PROVIDED DATA:
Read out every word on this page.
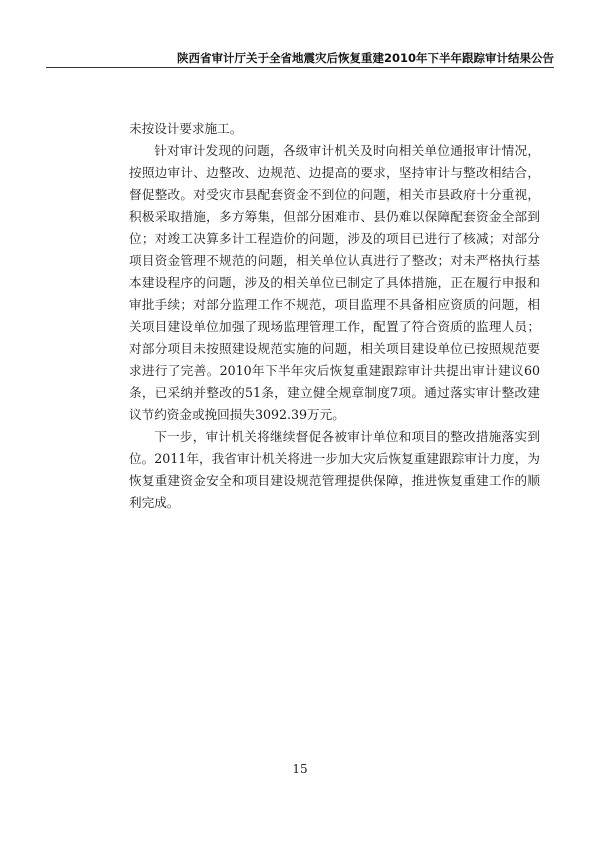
陕西省审计厅关于全省地震灾后恢复重建2010年下半年跟踪审计结果公告

未按设计要求施工。

针对审计发现的问题，各级审计机关及时向相关单位通报审计情况，按照边审计、边整改、边规范、边提高的要求，坚持审计与整改相结合，督促整改。对受灾市县配套资金不到位的问题，相关市县政府十分重视，积极采取措施，多方筹集，但部分困难市、县仍难以保障配套资金全部到位；对竣工决算多计工程造价的问题，涉及的项目已进行了核减；对部分项目资金管理不规范的问题，相关单位认真进行了整改；对未严格执行基本建设程序的问题，涉及的相关单位已制定了具体措施，正在履行申报和审批手续；对部分监理工作不规范，项目监理不具备相应资质的问题，相关项目建设单位加强了现场监理管理工作，配置了符合资质的监理人员；对部分项目未按照建设规范实施的问题，相关项目建设单位已按照规范要求进行了完善。2010年下半年灾后恢复重建跟踪审计共提出审计建议60条，已采纳并整改的51条，建立健全规章制度7项。通过落实审计整改建议节约资金或挽回损失3092.39万元。

下一步，审计机关将继续督促各被审计单位和项目的整改措施落实到位。2011年，我省审计机关将进一步加大灾后恢复重建跟踪审计力度，为恢复重建资金安全和项目建设规范管理提供保障，推进恢复重建工作的顺利完成。

15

EXERCISE INSTRUCTIONS: Leave the pictures out, and print every line of the listing exactly as written.

CORRECT RESPONSE:
Read out every word on this page.
陕西省审计厅关于全省地震灾后恢复重建2010年下半年跟踪审计结果公告

未按设计要求施工。

针对审计发现的问题，各级审计机关及时向相关单位通报审计情况，按照边审计、边整改、边规范、边提高的要求，坚持审计与整改相结合，督促整改。对受灾市县配套资金不到位的问题，相关市县政府十分重视，积极采取措施，多方筹集，但部分困难市、县仍难以保障配套资金全部到位；对竣工决算多计工程造价的问题，涉及的项目已进行了核减；对部分项目资金管理不规范的问题，相关单位认真进行了整改；对未严格执行基本建设程序的问题，涉及的相关单位已制定了具体措施，正在履行申报和审批手续；对部分监理工作不规范，项目监理不具备相应资质的问题，相关项目建设单位加强了现场监理管理工作，配置了符合资质的监理人员；对部分项目未按照建设规范实施的问题，相关项目建设单位已按照规范要求进行了完善。2010年下半年灾后恢复重建跟踪审计共提出审计建议60条，已采纳并整改的51条，建立健全规章制度7项。通过落实审计整改建议节约资金或挽回损失3092.39万元。

下一步，审计机关将继续督促各被审计单位和项目的整改措施落实到位。2011年，我省审计机关将进一步加大灾后恢复重建跟踪审计力度，为恢复重建资金安全和项目建设规范管理提供保障，推进恢复重建工作的顺利完成。

15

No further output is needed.